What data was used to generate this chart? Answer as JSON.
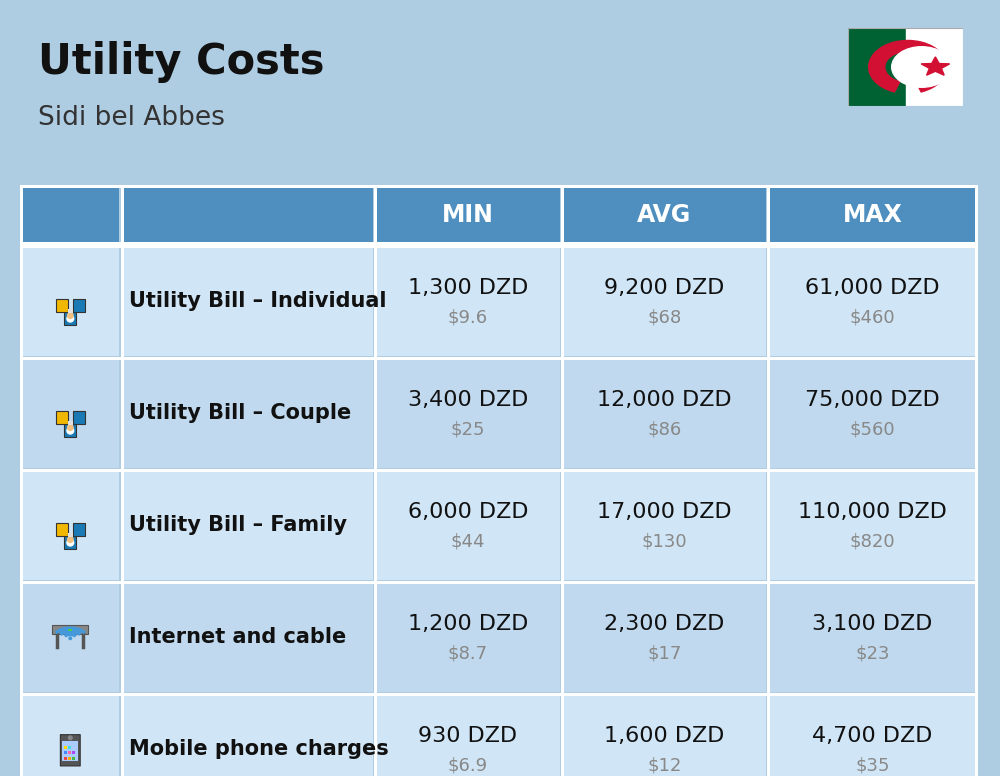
{
  "title": "Utility Costs",
  "subtitle": "Sidi bel Abbes",
  "background_color": "#aecde3",
  "header_bg_color": "#4e8fc0",
  "header_text_color": "#ffffff",
  "row_bg_color_odd": "#d0e5f5",
  "row_bg_color_even": "#c0d9ee",
  "cell_border_color": "#ffffff",
  "rows": [
    {
      "label": "Utility Bill – Individual",
      "min_dzd": "1,300 DZD",
      "min_usd": "$9.6",
      "avg_dzd": "9,200 DZD",
      "avg_usd": "$68",
      "max_dzd": "61,000 DZD",
      "max_usd": "$460",
      "icon_type": "utility"
    },
    {
      "label": "Utility Bill – Couple",
      "min_dzd": "3,400 DZD",
      "min_usd": "$25",
      "avg_dzd": "12,000 DZD",
      "avg_usd": "$86",
      "max_dzd": "75,000 DZD",
      "max_usd": "$560",
      "icon_type": "utility"
    },
    {
      "label": "Utility Bill – Family",
      "min_dzd": "6,000 DZD",
      "min_usd": "$44",
      "avg_dzd": "17,000 DZD",
      "avg_usd": "$130",
      "max_dzd": "110,000 DZD",
      "max_usd": "$820",
      "icon_type": "utility"
    },
    {
      "label": "Internet and cable",
      "min_dzd": "1,200 DZD",
      "min_usd": "$8.7",
      "avg_dzd": "2,300 DZD",
      "avg_usd": "$17",
      "max_dzd": "3,100 DZD",
      "max_usd": "$23",
      "icon_type": "internet"
    },
    {
      "label": "Mobile phone charges",
      "min_dzd": "930 DZD",
      "min_usd": "$6.9",
      "avg_dzd": "1,600 DZD",
      "avg_usd": "$12",
      "max_dzd": "4,700 DZD",
      "max_usd": "$35",
      "icon_type": "phone"
    }
  ],
  "flag_green": "#006233",
  "flag_white": "#ffffff",
  "flag_red": "#d21034"
}
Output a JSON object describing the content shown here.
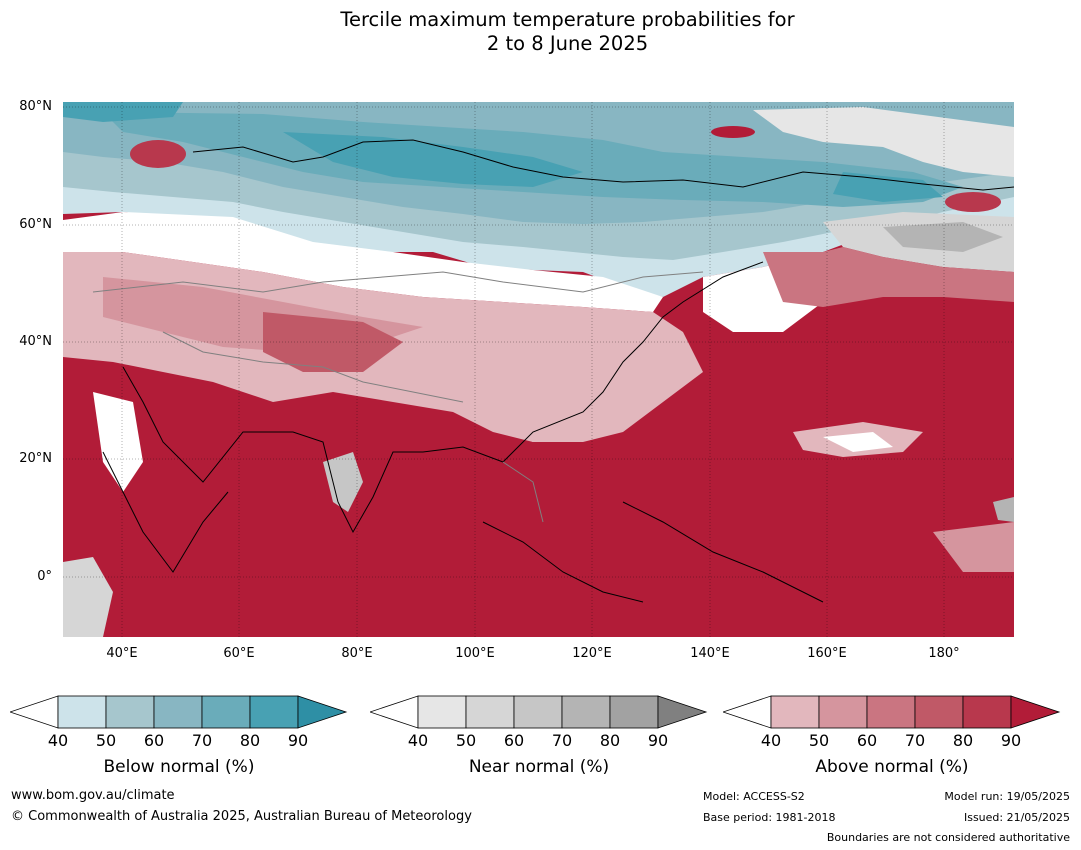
{
  "title_line1": "Tercile maximum temperature probabilities for",
  "title_line2": "2 to 8 June 2025",
  "lat_labels": [
    "80°N",
    "60°N",
    "40°N",
    "20°N",
    "0°"
  ],
  "lon_labels": [
    "40°E",
    "60°E",
    "80°E",
    "100°E",
    "120°E",
    "140°E",
    "160°E",
    "180°"
  ],
  "colorbars": [
    {
      "title": "Below normal (%)",
      "ticks": [
        "40",
        "50",
        "60",
        "70",
        "80",
        "90"
      ],
      "colors": [
        "#cde3ea",
        "#a6c6cd",
        "#88b6c2",
        "#6aacba",
        "#48a1b3",
        "#2e8fa5"
      ]
    },
    {
      "title": "Near normal (%)",
      "ticks": [
        "40",
        "50",
        "60",
        "70",
        "80",
        "90"
      ],
      "colors": [
        "#e6e6e6",
        "#d6d6d6",
        "#c6c6c6",
        "#b4b4b4",
        "#a2a2a2",
        "#808080"
      ]
    },
    {
      "title": "Above normal (%)",
      "ticks": [
        "40",
        "50",
        "60",
        "70",
        "80",
        "90"
      ],
      "colors": [
        "#e2b7bd",
        "#d5959e",
        "#ca7581",
        "#c05967",
        "#b8384d",
        "#b21c38"
      ]
    }
  ],
  "footer": {
    "website": "www.bom.gov.au/climate",
    "copyright": "© Commonwealth of Australia 2025, Australian Bureau of Meteorology",
    "model": "Model: ACCESS-S2",
    "base_period": "Base period: 1981-2018",
    "model_run": "Model run: 19/05/2025",
    "issued": "Issued: 21/05/2025",
    "disclaimer": "Boundaries are not considered authoritative"
  }
}
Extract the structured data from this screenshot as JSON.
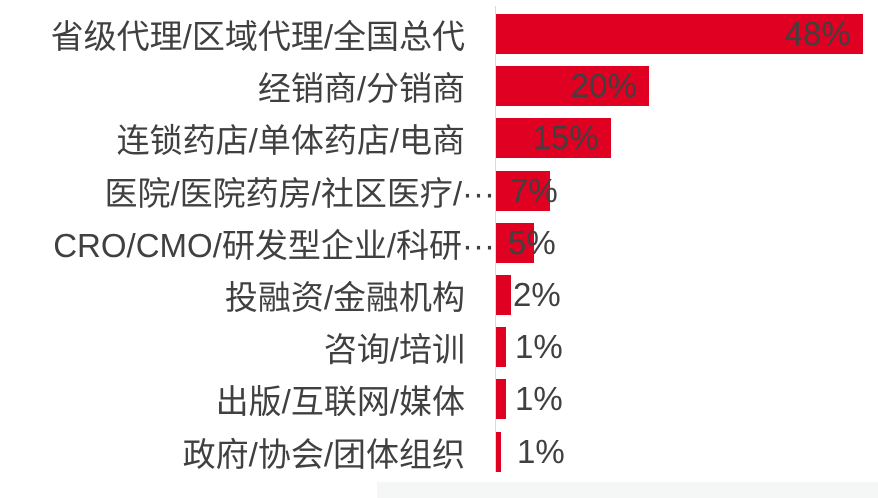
{
  "chart_data": {
    "type": "bar",
    "orientation": "horizontal",
    "title": "",
    "xlabel": "",
    "ylabel": "",
    "categories": [
      "省级代理/区域代理/全国总代",
      "经销商/分销商",
      "连锁药店/单体药店/电商",
      "医院/医院药房/社区医疗/···",
      "CRO/CMO/研发型企业/科研···",
      "投融资/金融机构",
      "咨询/培训",
      "出版/互联网/媒体",
      "政府/协会/团体组织"
    ],
    "values": [
      48,
      20,
      15,
      7,
      5,
      2,
      1,
      1,
      1
    ],
    "value_labels": [
      "48%",
      "20%",
      "15%",
      "7%",
      "5%",
      "2%",
      "1%",
      "1%",
      "1%"
    ],
    "bar_render_pct": [
      48,
      20,
      15,
      7,
      5,
      2,
      1.3,
      1.3,
      0.65
    ],
    "truncated_category_indexes": [
      3,
      4
    ],
    "xlim": [
      0,
      50
    ],
    "grid": false,
    "legend": false,
    "data_label_position": "inside-end",
    "colors": {
      "bar": "#E00022",
      "text": "#404040",
      "axis_line": "#D9D9D9",
      "background": "#FFFFFF",
      "footer_strip": "#F5F6F6"
    }
  }
}
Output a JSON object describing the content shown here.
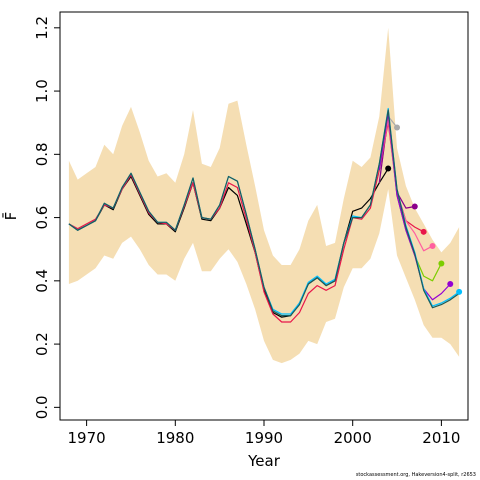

__YOUR TASK__
Copy the material shown above in full and exactly. Skip the pictures.

__RESULT OF THIS TASK__
What data was used to generate this chart? Answer as JSON.
{
  "title": "Utility Costs",
  "subtitle": "Sidi bel Abbes",
  "background_color": "#aecde3",
  "header_bg_color": "#4e8fc0",
  "header_text_color": "#ffffff",
  "row_bg_color_odd": "#d0e5f5",
  "row_bg_color_even": "#c0d9ee",
  "cell_border_color": "#ffffff",
  "rows": [
    {
      "label": "Utility Bill – Individual",
      "min_dzd": "1,300 DZD",
      "min_usd": "$9.6",
      "avg_dzd": "9,200 DZD",
      "avg_usd": "$68",
      "max_dzd": "61,000 DZD",
      "max_usd": "$460",
      "icon_type": "utility"
    },
    {
      "label": "Utility Bill – Couple",
      "min_dzd": "3,400 DZD",
      "min_usd": "$25",
      "avg_dzd": "12,000 DZD",
      "avg_usd": "$86",
      "max_dzd": "75,000 DZD",
      "max_usd": "$560",
      "icon_type": "utility"
    },
    {
      "label": "Utility Bill – Family",
      "min_dzd": "6,000 DZD",
      "min_usd": "$44",
      "avg_dzd": "17,000 DZD",
      "avg_usd": "$130",
      "max_dzd": "110,000 DZD",
      "max_usd": "$820",
      "icon_type": "utility"
    },
    {
      "label": "Internet and cable",
      "min_dzd": "1,200 DZD",
      "min_usd": "$8.7",
      "avg_dzd": "2,300 DZD",
      "avg_usd": "$17",
      "max_dzd": "3,100 DZD",
      "max_usd": "$23",
      "icon_type": "internet"
    },
    {
      "label": "Mobile phone charges",
      "min_dzd": "930 DZD",
      "min_usd": "$6.9",
      "avg_dzd": "1,600 DZD",
      "avg_usd": "$12",
      "max_dzd": "4,700 DZD",
      "max_usd": "$35",
      "icon_type": "phone"
    }
  ],
  "flag_green": "#006233",
  "flag_white": "#ffffff",
  "flag_red": "#d21034"
}
Output a JSON object describing the content shown here.
{
  "title_line1": "Tercile maximum temperature probabilities for",
  "title_line2": "2 to 8 June 2025",
  "lat_labels": [
    "80°N",
    "60°N",
    "40°N",
    "20°N",
    "0°"
  ],
  "lon_labels": [
    "40°E",
    "60°E",
    "80°E",
    "100°E",
    "120°E",
    "140°E",
    "160°E",
    "180°"
  ],
  "colorbars": [
    {
      "title": "Below normal (%)",
      "ticks": [
        "40",
        "50",
        "60",
        "70",
        "80",
        "90"
      ],
      "colors": [
        "#cde3ea",
        "#a6c6cd",
        "#88b6c2",
        "#6aacba",
        "#48a1b3",
        "#2e8fa5"
      ]
    },
    {
      "title": "Near normal (%)",
      "ticks": [
        "40",
        "50",
        "60",
        "70",
        "80",
        "90"
      ],
      "colors": [
        "#e6e6e6",
        "#d6d6d6",
        "#c6c6c6",
        "#b4b4b4",
        "#a2a2a2",
        "#808080"
      ]
    },
    {
      "title": "Above normal (%)",
      "ticks": [
        "40",
        "50",
        "60",
        "70",
        "80",
        "90"
      ],
      "colors": [
        "#e2b7bd",
        "#d5959e",
        "#ca7581",
        "#c05967",
        "#b8384d",
        "#b21c38"
      ]
    }
  ],
  "footer": {
    "website": "www.bom.gov.au/climate",
    "copyright": "© Commonwealth of Australia 2025, Australian Bureau of Meteorology",
    "model": "Model: ACCESS-S2",
    "base_period": "Base period: 1981-2018",
    "model_run": "Model run: 19/05/2025",
    "issued": "Issued: 21/05/2025",
    "disclaimer": "Boundaries are not considered authoritative"
  }
}
Extract the structured data from this screenshot as JSON.
{
  "chart_data": {
    "type": "bar",
    "orientation": "horizontal",
    "title": "",
    "xlabel": "",
    "ylabel": "",
    "categories": [
      "省级代理/区域代理/全国总代",
      "经销商/分销商",
      "连锁药店/单体药店/电商",
      "医院/医院药房/社区医疗/···",
      "CRO/CMO/研发型企业/科研···",
      "投融资/金融机构",
      "咨询/培训",
      "出版/互联网/媒体",
      "政府/协会/团体组织"
    ],
    "values": [
      48,
      20,
      15,
      7,
      5,
      2,
      1,
      1,
      1
    ],
    "value_labels": [
      "48%",
      "20%",
      "15%",
      "7%",
      "5%",
      "2%",
      "1%",
      "1%",
      "1%"
    ],
    "bar_render_pct": [
      48,
      20,
      15,
      7,
      5,
      2,
      1.3,
      1.3,
      0.65
    ],
    "truncated_category_indexes": [
      3,
      4
    ],
    "xlim": [
      0,
      50
    ],
    "grid": false,
    "legend": false,
    "data_label_position": "inside-end",
    "colors": {
      "bar": "#E00022",
      "text": "#404040",
      "axis_line": "#D9D9D9",
      "background": "#FFFFFF",
      "footer_strip": "#F5F6F6"
    }
  }
}
Output a JSON object describing the content shown here.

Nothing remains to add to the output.